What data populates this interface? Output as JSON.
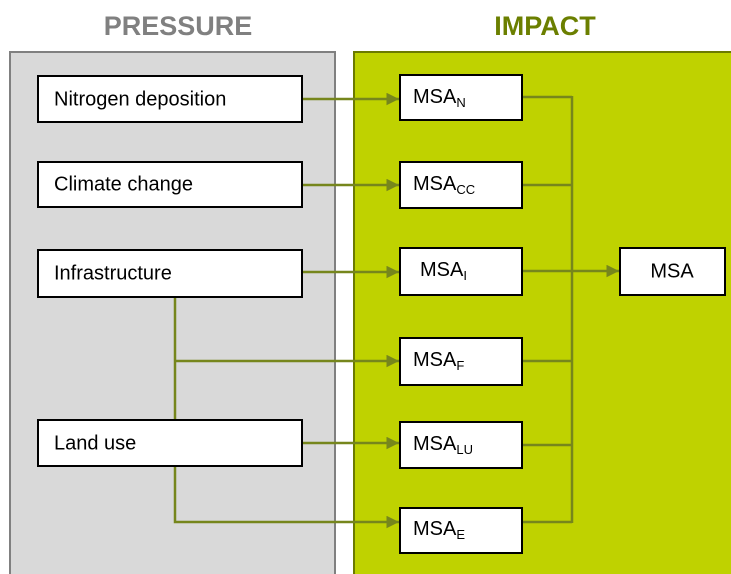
{
  "headers": {
    "pressure": "PRESSURE",
    "impact": "IMPACT"
  },
  "pressures": [
    "Nitrogen deposition",
    "Climate change",
    "Infrastructure",
    "Land use"
  ],
  "impacts": [
    {
      "label": "MSA",
      "subscript": "N"
    },
    {
      "label": "MSA",
      "subscript": "CC"
    },
    {
      "label": "MSA",
      "subscript": "I"
    },
    {
      "label": "MSA",
      "subscript": "F"
    },
    {
      "label": "MSA",
      "subscript": "LU"
    },
    {
      "label": "MSA",
      "subscript": "E"
    }
  ],
  "output": "MSA"
}
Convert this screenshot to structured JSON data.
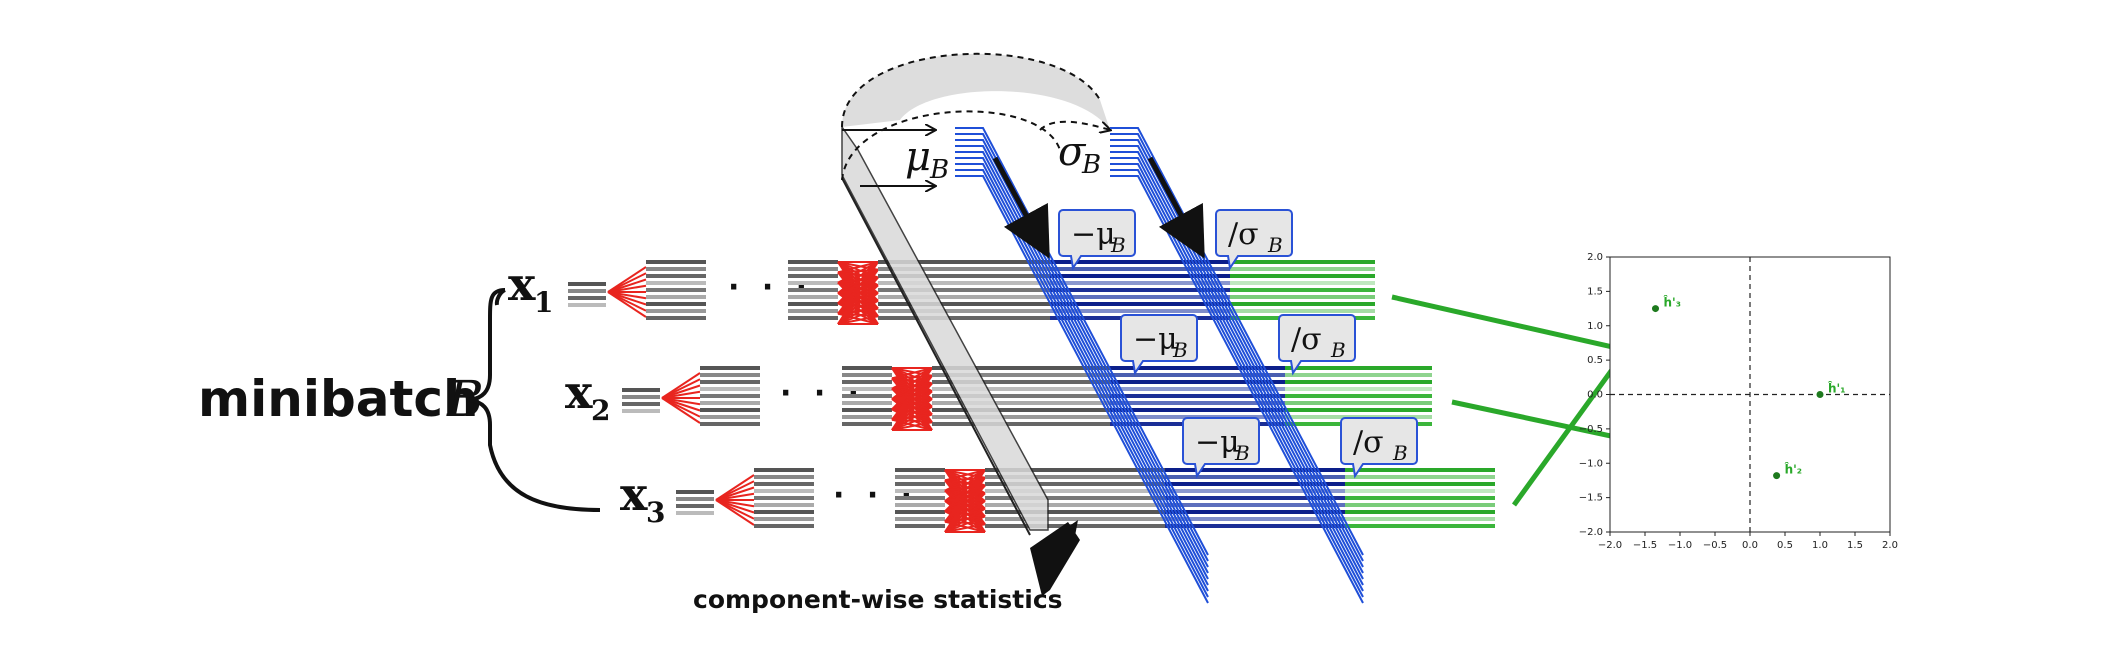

=== Your goal ===
Quote the entries above word for word. Leave the images out.

=== Problem solution ===
What data populates this interface? Output as JSON.
{
  "headers": {
    "pressure": "PRESSURE",
    "impact": "IMPACT"
  },
  "pressures": [
    "Nitrogen deposition",
    "Climate change",
    "Infrastructure",
    "Land use"
  ],
  "impacts": [
    {
      "label": "MSA",
      "subscript": "N"
    },
    {
      "label": "MSA",
      "subscript": "CC"
    },
    {
      "label": "MSA",
      "subscript": "I"
    },
    {
      "label": "MSA",
      "subscript": "F"
    },
    {
      "label": "MSA",
      "subscript": "LU"
    },
    {
      "label": "MSA",
      "subscript": "E"
    }
  ],
  "output": "MSA"
}
Convert this screenshot to structured JSON data.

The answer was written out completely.